— Begin Material for this task —
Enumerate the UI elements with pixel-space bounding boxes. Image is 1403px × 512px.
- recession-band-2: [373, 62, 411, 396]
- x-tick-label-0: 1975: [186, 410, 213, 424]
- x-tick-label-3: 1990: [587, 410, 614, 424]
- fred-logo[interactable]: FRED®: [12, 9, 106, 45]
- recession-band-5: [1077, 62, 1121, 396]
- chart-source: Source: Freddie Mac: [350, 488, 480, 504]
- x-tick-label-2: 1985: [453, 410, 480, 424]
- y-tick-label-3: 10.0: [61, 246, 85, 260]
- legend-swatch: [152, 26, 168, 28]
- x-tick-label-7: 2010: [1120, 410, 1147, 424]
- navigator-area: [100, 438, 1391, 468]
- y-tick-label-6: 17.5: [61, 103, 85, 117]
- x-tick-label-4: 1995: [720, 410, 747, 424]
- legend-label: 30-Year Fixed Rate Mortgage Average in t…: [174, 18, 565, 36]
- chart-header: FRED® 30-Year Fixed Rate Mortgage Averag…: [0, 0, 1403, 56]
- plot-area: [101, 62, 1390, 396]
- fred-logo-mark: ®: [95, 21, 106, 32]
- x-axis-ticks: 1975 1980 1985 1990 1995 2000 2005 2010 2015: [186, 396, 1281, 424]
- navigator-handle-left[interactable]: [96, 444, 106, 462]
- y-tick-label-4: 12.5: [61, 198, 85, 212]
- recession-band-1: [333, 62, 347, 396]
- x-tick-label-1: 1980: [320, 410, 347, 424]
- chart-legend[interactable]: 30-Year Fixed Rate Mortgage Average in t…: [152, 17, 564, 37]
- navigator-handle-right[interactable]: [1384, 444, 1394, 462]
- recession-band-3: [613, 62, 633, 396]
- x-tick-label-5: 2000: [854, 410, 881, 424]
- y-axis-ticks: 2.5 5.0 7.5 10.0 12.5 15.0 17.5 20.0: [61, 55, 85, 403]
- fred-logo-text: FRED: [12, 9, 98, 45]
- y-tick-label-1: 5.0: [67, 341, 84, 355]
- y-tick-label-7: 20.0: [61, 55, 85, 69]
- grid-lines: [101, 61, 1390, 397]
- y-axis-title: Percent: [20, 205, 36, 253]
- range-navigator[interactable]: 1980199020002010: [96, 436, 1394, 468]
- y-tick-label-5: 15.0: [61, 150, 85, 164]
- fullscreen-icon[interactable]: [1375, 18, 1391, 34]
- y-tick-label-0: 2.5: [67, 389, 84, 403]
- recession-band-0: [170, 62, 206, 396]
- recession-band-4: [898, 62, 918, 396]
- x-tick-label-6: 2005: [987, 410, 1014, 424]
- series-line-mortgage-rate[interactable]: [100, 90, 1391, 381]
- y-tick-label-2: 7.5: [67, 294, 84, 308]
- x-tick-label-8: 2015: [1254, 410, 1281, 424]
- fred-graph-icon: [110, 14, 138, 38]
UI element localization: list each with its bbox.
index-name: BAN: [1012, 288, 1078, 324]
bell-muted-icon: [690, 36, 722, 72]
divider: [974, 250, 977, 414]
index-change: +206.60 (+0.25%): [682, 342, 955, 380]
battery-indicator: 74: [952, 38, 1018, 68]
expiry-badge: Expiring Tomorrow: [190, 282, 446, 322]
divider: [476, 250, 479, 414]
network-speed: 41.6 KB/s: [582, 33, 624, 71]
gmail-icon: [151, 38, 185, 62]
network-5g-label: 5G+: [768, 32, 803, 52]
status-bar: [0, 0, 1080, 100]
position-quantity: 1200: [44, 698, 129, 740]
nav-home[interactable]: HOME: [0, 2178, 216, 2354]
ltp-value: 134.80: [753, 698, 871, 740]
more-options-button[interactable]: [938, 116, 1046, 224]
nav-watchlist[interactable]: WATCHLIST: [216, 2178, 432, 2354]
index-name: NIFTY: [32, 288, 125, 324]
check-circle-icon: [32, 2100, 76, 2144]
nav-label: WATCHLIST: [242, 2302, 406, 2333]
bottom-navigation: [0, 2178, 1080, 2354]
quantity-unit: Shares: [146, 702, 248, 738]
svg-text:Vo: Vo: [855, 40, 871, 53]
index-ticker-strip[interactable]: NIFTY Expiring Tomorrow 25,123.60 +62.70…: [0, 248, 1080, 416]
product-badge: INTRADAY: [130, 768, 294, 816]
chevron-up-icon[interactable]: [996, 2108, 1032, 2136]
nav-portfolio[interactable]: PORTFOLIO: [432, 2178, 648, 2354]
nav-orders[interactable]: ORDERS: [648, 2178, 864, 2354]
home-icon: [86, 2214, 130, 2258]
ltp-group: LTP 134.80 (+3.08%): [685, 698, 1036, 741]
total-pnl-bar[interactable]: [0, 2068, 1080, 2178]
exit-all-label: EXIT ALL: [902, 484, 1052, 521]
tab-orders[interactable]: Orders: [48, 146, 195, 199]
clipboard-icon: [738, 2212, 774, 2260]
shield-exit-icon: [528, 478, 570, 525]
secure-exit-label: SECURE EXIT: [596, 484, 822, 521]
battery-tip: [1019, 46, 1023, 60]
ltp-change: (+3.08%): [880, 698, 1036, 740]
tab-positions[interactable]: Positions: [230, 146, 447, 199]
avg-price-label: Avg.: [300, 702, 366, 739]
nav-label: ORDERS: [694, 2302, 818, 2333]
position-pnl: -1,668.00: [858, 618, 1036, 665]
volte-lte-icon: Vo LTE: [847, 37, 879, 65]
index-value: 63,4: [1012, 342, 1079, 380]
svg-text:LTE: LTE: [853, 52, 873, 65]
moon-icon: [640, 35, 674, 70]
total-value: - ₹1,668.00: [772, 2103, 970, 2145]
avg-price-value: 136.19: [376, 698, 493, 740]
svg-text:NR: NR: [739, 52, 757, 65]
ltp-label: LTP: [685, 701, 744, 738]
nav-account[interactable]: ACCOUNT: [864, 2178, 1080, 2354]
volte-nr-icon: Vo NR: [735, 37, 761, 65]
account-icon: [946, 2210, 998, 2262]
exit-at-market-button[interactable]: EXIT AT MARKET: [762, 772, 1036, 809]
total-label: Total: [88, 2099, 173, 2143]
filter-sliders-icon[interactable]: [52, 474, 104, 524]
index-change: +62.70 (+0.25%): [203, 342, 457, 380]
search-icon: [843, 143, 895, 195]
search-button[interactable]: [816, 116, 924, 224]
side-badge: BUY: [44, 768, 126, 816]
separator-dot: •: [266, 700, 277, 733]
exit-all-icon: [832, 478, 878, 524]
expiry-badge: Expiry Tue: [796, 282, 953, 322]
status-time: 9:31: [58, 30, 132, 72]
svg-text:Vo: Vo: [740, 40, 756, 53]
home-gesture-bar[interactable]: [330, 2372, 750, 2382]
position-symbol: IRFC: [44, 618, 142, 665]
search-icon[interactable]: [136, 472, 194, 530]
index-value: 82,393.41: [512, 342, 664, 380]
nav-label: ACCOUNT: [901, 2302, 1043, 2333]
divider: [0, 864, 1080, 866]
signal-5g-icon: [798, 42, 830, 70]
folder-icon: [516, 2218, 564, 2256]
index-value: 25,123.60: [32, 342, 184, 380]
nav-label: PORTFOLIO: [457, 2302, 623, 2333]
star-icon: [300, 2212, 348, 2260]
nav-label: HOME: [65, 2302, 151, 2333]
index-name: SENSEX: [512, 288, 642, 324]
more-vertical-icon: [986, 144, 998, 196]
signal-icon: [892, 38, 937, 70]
— End Material for this task —
Retype every line of the items above without any changes.

## [Final answer]
Enumerate the UI elements with pixel-space bounding boxes. Image is 1403px × 512px.
- recession-band-2: [373, 62, 411, 396]
- x-tick-label-0: 1975: [186, 410, 213, 424]
- x-tick-label-3: 1990: [587, 410, 614, 424]
- fred-logo[interactable]: FRED®: [12, 9, 106, 45]
- recession-band-5: [1077, 62, 1121, 396]
- chart-source: Source: Freddie Mac: [350, 488, 480, 504]
- x-tick-label-2: 1985: [453, 410, 480, 424]
- y-tick-label-3: 10.0: [61, 246, 85, 260]
- legend-swatch: [152, 26, 168, 28]
- x-tick-label-7: 2010: [1120, 410, 1147, 424]
- navigator-area: [100, 438, 1391, 468]
- y-tick-label-6: 17.5: [61, 103, 85, 117]
- x-tick-label-4: 1995: [720, 410, 747, 424]
- legend-label: 30-Year Fixed Rate Mortgage Average in t…: [174, 18, 565, 36]
- chart-header: FRED® 30-Year Fixed Rate Mortgage Averag…: [0, 0, 1403, 56]
- plot-area: [101, 62, 1390, 396]
- fred-logo-mark: ®: [95, 21, 106, 32]
- x-axis-ticks: 1975 1980 1985 1990 1995 2000 2005 2010 2015: [186, 396, 1281, 424]
- navigator-handle-left[interactable]: [96, 444, 106, 462]
- y-tick-label-4: 12.5: [61, 198, 85, 212]
- recession-band-1: [333, 62, 347, 396]
- x-tick-label-1: 1980: [320, 410, 347, 424]
- chart-legend[interactable]: 30-Year Fixed Rate Mortgage Average in t…: [152, 17, 564, 37]
- navigator-handle-right[interactable]: [1384, 444, 1394, 462]
- recession-band-3: [613, 62, 633, 396]
- x-tick-label-5: 2000: [854, 410, 881, 424]
- y-axis-ticks: 2.5 5.0 7.5 10.0 12.5 15.0 17.5 20.0: [61, 55, 85, 403]
- fred-logo-text: FRED: [12, 9, 98, 45]
- y-tick-label-1: 5.0: [67, 341, 84, 355]
- y-tick-label-7: 20.0: [61, 55, 85, 69]
- grid-lines: [101, 61, 1390, 397]
- y-axis-title: Percent: [20, 205, 36, 253]
- range-navigator[interactable]: 1980199020002010: [96, 436, 1394, 468]
- y-tick-label-5: 15.0: [61, 150, 85, 164]
- fullscreen-icon[interactable]: [1375, 18, 1391, 34]
- y-tick-label-0: 2.5: [67, 389, 84, 403]
- recession-band-0: [170, 62, 206, 396]
- recession-band-4: [898, 62, 918, 396]
- x-tick-label-6: 2005: [987, 410, 1014, 424]
- series-line-mortgage-rate[interactable]: [100, 90, 1391, 381]
- y-tick-label-2: 7.5: [67, 294, 84, 308]
- x-tick-label-8: 2015: [1254, 410, 1281, 424]
- fred-graph-icon: [110, 14, 138, 38]
UI element localization: list each with its bbox.
index-name: BAN: [1012, 288, 1078, 324]
bell-muted-icon: [690, 36, 722, 72]
divider: [974, 250, 977, 414]
index-change: +206.60 (+0.25%): [682, 342, 955, 380]
battery-indicator: 74: [952, 38, 1018, 68]
expiry-badge: Expiring Tomorrow: [190, 282, 446, 322]
divider: [476, 250, 479, 414]
network-speed: 41.6 KB/s: [582, 33, 624, 71]
gmail-icon: [151, 38, 185, 62]
network-5g-label: 5G+: [768, 32, 803, 52]
status-bar: [0, 0, 1080, 100]
position-quantity: 1200: [44, 698, 129, 740]
nav-home[interactable]: HOME: [0, 2178, 216, 2354]
ltp-value: 134.80: [753, 698, 871, 740]
more-options-button[interactable]: [938, 116, 1046, 224]
nav-watchlist[interactable]: WATCHLIST: [216, 2178, 432, 2354]
index-name: NIFTY: [32, 288, 125, 324]
check-circle-icon: [32, 2100, 76, 2144]
nav-label: WATCHLIST: [242, 2302, 406, 2333]
bottom-navigation: [0, 2178, 1080, 2354]
quantity-unit: Shares: [146, 702, 248, 738]
svg-text:Vo: Vo: [855, 40, 871, 53]
index-ticker-strip[interactable]: NIFTY Expiring Tomorrow 25,123.60 +62.70…: [0, 248, 1080, 416]
product-badge: INTRADAY: [130, 768, 294, 816]
chevron-up-icon[interactable]: [996, 2108, 1032, 2136]
nav-portfolio[interactable]: PORTFOLIO: [432, 2178, 648, 2354]
nav-orders[interactable]: ORDERS: [648, 2178, 864, 2354]
home-icon: [86, 2214, 130, 2258]
ltp-group: LTP 134.80 (+3.08%): [685, 698, 1036, 741]
total-pnl-bar[interactable]: [0, 2068, 1080, 2178]
exit-all-label: EXIT ALL: [902, 484, 1052, 521]
tab-orders[interactable]: Orders: [48, 146, 195, 199]
clipboard-icon: [738, 2212, 774, 2260]
shield-exit-icon: [528, 478, 570, 525]
secure-exit-label: SECURE EXIT: [596, 484, 822, 521]
battery-tip: [1019, 46, 1023, 60]
ltp-change: (+3.08%): [880, 698, 1036, 740]
tab-positions[interactable]: Positions: [230, 146, 447, 199]
avg-price-label: Avg.: [300, 702, 366, 739]
nav-label: ORDERS: [694, 2302, 818, 2333]
position-pnl: -1,668.00: [858, 618, 1036, 665]
volte-lte-icon: Vo LTE: [847, 37, 879, 65]
index-value: 63,4: [1012, 342, 1079, 380]
svg-text:LTE: LTE: [853, 52, 873, 65]
moon-icon: [640, 35, 674, 70]
total-value: - ₹1,668.00: [772, 2103, 970, 2145]
avg-price-value: 136.19: [376, 698, 493, 740]
svg-text:NR: NR: [739, 52, 757, 65]
ltp-label: LTP: [685, 701, 744, 738]
nav-account[interactable]: ACCOUNT: [864, 2178, 1080, 2354]
volte-nr-icon: Vo NR: [735, 37, 761, 65]
account-icon: [946, 2210, 998, 2262]
exit-at-market-button[interactable]: EXIT AT MARKET: [762, 772, 1036, 809]
total-label: Total: [88, 2099, 173, 2143]
filter-sliders-icon[interactable]: [52, 474, 104, 524]
index-change: +62.70 (+0.25%): [203, 342, 457, 380]
search-icon: [843, 143, 895, 195]
search-button[interactable]: [816, 116, 924, 224]
side-badge: BUY: [44, 768, 126, 816]
separator-dot: •: [266, 700, 277, 733]
exit-all-icon: [832, 478, 878, 524]
expiry-badge: Expiry Tue: [796, 282, 953, 322]
status-time: 9:31: [58, 30, 132, 72]
svg-text:Vo: Vo: [740, 40, 756, 53]
home-gesture-bar[interactable]: [330, 2372, 750, 2382]
position-symbol: IRFC: [44, 618, 142, 665]
search-icon[interactable]: [136, 472, 194, 530]
index-value: 82,393.41: [512, 342, 664, 380]
nav-label: ACCOUNT: [901, 2302, 1043, 2333]
divider: [0, 864, 1080, 866]
signal-5g-icon: [798, 42, 830, 70]
folder-icon: [516, 2218, 564, 2256]
index-value: 25,123.60: [32, 342, 184, 380]
nav-label: PORTFOLIO: [457, 2302, 623, 2333]
star-icon: [300, 2212, 348, 2260]
nav-label: HOME: [65, 2302, 151, 2333]
index-name: SENSEX: [512, 288, 642, 324]
more-vertical-icon: [986, 144, 998, 196]
signal-icon: [892, 38, 937, 70]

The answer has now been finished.